### ROWS
=======

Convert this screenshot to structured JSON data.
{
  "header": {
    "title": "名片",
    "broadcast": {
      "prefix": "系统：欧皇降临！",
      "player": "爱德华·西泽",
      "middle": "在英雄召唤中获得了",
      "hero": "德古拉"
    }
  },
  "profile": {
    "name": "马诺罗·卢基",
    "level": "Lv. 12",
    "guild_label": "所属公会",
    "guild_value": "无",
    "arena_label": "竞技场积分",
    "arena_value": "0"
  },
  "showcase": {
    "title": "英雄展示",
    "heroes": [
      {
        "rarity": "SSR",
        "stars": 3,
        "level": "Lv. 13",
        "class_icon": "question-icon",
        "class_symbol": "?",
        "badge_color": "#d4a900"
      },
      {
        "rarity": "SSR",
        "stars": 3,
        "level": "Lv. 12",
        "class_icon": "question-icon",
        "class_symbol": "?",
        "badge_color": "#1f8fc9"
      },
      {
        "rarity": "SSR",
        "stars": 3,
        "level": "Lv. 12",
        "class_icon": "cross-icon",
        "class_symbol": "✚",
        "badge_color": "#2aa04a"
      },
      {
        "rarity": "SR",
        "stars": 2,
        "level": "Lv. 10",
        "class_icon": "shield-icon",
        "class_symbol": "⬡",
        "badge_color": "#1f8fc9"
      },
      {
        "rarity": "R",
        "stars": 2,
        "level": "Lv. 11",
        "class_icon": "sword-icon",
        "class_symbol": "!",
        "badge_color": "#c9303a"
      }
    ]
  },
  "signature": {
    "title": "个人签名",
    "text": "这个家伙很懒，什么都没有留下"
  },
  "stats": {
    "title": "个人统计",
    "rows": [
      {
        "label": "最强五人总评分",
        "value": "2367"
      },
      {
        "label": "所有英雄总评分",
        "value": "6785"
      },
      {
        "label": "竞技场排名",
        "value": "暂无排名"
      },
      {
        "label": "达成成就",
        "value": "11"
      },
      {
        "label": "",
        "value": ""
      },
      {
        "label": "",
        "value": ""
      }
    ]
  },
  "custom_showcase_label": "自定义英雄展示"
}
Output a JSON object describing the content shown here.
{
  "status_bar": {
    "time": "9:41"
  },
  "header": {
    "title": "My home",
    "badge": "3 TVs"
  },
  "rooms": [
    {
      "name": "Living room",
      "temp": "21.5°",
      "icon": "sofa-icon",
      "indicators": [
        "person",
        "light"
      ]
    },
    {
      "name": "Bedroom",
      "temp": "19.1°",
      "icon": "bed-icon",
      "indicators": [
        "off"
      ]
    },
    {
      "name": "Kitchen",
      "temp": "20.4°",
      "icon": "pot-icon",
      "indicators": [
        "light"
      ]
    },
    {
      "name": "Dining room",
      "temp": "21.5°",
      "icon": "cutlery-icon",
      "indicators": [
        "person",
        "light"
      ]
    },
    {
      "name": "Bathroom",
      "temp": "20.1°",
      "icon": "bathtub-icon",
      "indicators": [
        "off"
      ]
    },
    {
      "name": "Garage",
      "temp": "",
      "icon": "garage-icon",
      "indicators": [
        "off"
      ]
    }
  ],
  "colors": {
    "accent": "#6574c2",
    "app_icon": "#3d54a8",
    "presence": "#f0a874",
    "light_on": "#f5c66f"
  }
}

=======

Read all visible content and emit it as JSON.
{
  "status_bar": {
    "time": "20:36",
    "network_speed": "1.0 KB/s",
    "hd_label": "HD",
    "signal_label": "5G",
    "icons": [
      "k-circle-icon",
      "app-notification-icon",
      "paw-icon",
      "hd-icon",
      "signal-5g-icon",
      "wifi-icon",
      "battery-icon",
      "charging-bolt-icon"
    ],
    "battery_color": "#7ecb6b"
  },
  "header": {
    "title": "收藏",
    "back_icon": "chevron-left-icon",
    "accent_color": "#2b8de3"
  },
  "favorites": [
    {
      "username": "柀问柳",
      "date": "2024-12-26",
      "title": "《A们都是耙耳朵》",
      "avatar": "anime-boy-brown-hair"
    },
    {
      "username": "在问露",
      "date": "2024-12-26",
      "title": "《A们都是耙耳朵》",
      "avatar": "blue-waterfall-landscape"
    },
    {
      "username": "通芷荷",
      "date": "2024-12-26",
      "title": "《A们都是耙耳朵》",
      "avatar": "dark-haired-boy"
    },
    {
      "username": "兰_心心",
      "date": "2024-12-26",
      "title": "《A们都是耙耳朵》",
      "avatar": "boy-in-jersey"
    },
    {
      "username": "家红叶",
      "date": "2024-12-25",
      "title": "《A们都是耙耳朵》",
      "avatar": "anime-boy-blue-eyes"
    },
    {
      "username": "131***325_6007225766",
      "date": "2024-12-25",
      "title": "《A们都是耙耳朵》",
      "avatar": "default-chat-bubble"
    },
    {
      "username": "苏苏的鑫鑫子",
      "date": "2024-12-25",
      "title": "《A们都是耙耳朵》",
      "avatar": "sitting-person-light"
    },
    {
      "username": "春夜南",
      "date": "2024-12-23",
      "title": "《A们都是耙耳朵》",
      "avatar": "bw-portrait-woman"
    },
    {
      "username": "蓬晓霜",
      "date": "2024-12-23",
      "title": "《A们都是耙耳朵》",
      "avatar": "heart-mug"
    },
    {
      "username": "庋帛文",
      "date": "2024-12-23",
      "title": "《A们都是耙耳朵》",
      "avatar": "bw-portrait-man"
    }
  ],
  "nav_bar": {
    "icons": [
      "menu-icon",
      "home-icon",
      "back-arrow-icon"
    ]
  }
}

=======

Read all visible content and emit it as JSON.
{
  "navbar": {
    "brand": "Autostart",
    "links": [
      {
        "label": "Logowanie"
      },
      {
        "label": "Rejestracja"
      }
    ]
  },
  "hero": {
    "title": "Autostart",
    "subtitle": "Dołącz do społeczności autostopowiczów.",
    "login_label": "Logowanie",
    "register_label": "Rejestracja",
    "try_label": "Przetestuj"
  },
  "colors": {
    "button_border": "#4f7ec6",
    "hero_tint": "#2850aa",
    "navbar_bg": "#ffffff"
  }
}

=======

### WORK TO BE COMPLETED
Pick out all lines from the data above in which the word "temp" appears.

### RESULT
      "temp": "21.5°",
      "temp": "19.1°",
      "temp": "20.4°",
      "temp": "21.5°",
      "temp": "20.1°",
      "temp": "",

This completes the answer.